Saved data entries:

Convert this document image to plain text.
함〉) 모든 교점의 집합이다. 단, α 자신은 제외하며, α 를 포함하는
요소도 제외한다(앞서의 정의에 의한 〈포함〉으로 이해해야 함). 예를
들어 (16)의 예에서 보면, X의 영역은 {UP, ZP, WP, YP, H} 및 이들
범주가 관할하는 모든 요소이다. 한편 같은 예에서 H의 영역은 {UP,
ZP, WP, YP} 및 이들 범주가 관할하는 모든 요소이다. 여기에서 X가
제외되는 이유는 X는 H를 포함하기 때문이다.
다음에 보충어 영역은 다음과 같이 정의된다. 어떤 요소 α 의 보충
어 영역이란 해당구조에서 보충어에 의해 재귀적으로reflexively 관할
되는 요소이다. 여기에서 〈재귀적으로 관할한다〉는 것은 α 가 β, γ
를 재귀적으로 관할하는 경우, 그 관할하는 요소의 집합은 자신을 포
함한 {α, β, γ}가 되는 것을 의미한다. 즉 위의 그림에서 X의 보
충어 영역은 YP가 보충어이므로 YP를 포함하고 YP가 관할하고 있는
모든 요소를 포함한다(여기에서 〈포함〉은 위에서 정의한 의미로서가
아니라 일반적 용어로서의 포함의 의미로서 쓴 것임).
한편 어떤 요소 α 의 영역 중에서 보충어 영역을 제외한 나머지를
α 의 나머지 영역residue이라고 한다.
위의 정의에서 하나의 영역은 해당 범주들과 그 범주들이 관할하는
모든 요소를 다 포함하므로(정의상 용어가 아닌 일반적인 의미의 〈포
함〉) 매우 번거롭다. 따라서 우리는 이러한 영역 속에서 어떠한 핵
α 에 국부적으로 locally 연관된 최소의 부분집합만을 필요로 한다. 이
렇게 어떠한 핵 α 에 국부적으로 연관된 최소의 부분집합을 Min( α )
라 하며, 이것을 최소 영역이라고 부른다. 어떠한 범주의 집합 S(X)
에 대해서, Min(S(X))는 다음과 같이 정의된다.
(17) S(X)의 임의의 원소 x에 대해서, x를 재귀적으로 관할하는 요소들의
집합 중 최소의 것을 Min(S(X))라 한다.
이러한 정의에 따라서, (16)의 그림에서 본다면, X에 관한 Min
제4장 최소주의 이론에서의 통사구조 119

==

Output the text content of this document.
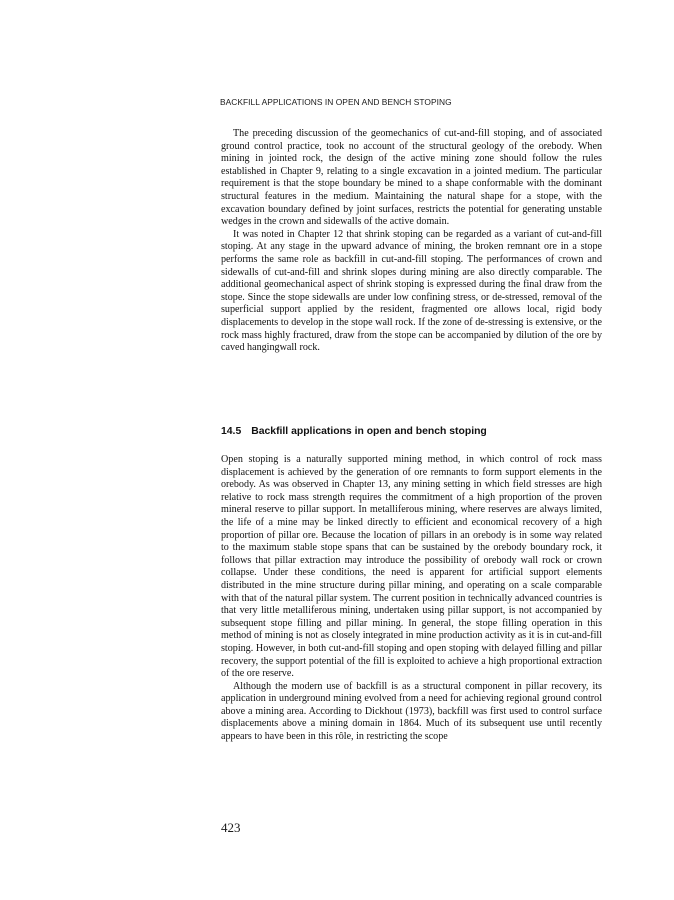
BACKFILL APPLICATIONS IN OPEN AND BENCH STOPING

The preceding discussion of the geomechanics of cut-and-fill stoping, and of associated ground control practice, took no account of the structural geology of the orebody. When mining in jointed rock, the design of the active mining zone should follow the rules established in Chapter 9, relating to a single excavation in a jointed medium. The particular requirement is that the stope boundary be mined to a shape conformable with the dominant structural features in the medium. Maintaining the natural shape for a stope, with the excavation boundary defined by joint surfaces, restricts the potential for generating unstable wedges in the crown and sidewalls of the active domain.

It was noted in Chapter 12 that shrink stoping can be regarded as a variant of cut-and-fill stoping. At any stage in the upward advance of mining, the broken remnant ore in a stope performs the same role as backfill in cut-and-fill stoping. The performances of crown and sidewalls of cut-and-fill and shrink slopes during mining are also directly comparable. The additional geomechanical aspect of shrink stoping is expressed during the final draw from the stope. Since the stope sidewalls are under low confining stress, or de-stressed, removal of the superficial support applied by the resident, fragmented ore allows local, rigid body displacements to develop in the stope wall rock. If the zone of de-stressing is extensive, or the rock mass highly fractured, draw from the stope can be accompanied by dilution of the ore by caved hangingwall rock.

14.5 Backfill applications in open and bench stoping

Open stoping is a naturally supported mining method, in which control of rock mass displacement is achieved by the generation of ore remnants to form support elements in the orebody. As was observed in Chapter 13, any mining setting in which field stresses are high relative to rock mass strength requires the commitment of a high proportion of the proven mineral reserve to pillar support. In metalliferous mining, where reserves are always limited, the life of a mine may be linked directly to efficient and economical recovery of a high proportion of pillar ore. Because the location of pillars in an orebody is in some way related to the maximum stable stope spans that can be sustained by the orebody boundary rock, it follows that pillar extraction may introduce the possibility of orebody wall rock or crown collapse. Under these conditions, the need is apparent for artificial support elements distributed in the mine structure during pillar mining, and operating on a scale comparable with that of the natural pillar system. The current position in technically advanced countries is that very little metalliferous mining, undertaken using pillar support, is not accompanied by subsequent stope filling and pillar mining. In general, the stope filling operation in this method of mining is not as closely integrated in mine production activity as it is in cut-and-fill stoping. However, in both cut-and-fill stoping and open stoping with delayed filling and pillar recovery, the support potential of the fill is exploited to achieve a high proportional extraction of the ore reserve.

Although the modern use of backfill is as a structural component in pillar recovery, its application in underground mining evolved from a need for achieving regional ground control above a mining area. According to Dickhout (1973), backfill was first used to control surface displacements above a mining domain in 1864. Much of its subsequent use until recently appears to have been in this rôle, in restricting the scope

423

AIM: From the entries above, return each line with the word "국부적으로" in it.

ANSWER IN FULL:
α 에 국부적으로 locally 연관된 최소의 부분집합만을 필요로 한다. 이
렇게 어떠한 핵 α 에 국부적으로 연관된 최소의 부분집합을 Min( α )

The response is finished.